INSTRUCTIONS TO FOLLOW
Every record below should be printed exactly as it appears.

---

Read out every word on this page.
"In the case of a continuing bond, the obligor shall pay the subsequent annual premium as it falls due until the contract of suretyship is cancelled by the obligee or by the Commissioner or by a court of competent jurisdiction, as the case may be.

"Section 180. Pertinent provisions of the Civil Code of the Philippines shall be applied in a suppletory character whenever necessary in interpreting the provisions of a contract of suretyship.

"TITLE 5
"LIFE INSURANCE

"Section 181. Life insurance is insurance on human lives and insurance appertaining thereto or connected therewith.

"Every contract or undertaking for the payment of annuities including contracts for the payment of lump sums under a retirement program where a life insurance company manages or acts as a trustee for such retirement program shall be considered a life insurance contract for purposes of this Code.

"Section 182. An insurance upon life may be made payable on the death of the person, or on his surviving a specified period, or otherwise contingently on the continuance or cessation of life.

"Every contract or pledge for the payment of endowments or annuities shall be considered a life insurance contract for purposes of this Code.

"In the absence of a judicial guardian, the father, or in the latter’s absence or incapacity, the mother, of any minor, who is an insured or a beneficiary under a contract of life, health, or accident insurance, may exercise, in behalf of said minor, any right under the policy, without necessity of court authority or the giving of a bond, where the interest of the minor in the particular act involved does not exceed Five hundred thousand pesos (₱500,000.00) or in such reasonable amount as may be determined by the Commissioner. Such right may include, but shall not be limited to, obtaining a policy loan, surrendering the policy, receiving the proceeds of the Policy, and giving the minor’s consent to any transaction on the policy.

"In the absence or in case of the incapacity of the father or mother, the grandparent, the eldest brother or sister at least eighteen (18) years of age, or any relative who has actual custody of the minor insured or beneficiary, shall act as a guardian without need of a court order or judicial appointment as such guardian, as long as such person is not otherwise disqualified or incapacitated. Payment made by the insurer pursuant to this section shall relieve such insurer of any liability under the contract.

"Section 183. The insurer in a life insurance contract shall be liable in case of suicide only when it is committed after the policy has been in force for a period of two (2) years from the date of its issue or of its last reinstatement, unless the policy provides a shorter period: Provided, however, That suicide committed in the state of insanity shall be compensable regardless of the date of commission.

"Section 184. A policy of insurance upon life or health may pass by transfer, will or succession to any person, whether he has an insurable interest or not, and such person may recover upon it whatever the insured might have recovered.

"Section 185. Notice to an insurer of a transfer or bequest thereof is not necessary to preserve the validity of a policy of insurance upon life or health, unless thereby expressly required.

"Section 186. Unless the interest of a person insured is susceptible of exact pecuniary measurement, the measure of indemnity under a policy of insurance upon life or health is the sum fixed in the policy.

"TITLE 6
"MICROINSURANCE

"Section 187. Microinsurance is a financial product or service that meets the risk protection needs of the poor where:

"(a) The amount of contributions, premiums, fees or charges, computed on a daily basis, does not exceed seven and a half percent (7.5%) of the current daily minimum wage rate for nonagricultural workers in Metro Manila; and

---

THE ANSWER
Read out every word on this page.
"In the case of a continuing bond, the obligor shall pay the subsequent annual premium as it falls due until the contract of suretyship is cancelled by the obligee or by the Commissioner or by a court of competent jurisdiction, as the case may be.

"Section 180. Pertinent provisions of the Civil Code of the Philippines shall be applied in a suppletory character whenever necessary in interpreting the provisions of a contract of suretyship.

"TITLE 5
"LIFE INSURANCE

"Section 181. Life insurance is insurance on human lives and insurance appertaining thereto or connected therewith.

"Every contract or undertaking for the payment of annuities including contracts for the payment of lump sums under a retirement program where a life insurance company manages or acts as a trustee for such retirement program shall be considered a life insurance contract for purposes of this Code.

"Section 182. An insurance upon life may be made payable on the death of the person, or on his surviving a specified period, or otherwise contingently on the continuance or cessation of life.

"Every contract or pledge for the payment of endowments or annuities shall be considered a life insurance contract for purposes of this Code.

"In the absence of a judicial guardian, the father, or in the latter’s absence or incapacity, the mother, of any minor, who is an insured or a beneficiary under a contract of life, health, or accident insurance, may exercise, in behalf of said minor, any right under the policy, without necessity of court authority or the giving of a bond, where the interest of the minor in the particular act involved does not exceed Five hundred thousand pesos (₱500,000.00) or in such reasonable amount as may be determined by the Commissioner. Such right may include, but shall not be limited to, obtaining a policy loan, surrendering the policy, receiving the proceeds of the Policy, and giving the minor’s consent to any transaction on the policy.

"In the absence or in case of the incapacity of the father or mother, the grandparent, the eldest brother or sister at least eighteen (18) years of age, or any relative who has actual custody of the minor insured or beneficiary, shall act as a guardian without need of a court order or judicial appointment as such guardian, as long as such person is not otherwise disqualified or incapacitated. Payment made by the insurer pursuant to this section shall relieve such insurer of any liability under the contract.

"Section 183. The insurer in a life insurance contract shall be liable in case of suicide only when it is committed after the policy has been in force for a period of two (2) years from the date of its issue or of its last reinstatement, unless the policy provides a shorter period: Provided, however, That suicide committed in the state of insanity shall be compensable regardless of the date of commission.

"Section 184. A policy of insurance upon life or health may pass by transfer, will or succession to any person, whether he has an insurable interest or not, and such person may recover upon it whatever the insured might have recovered.

"Section 185. Notice to an insurer of a transfer or bequest thereof is not necessary to preserve the validity of a policy of insurance upon life or health, unless thereby expressly required.

"Section 186. Unless the interest of a person insured is susceptible of exact pecuniary measurement, the measure of indemnity under a policy of insurance upon life or health is the sum fixed in the policy.

"TITLE 6
"MICROINSURANCE

"Section 187. Microinsurance is a financial product or service that meets the risk protection needs of the poor where:

"(a) The amount of contributions, premiums, fees or charges, computed on a daily basis, does not exceed seven and a half percent (7.5%) of the current daily minimum wage rate for nonagricultural workers in Metro Manila; and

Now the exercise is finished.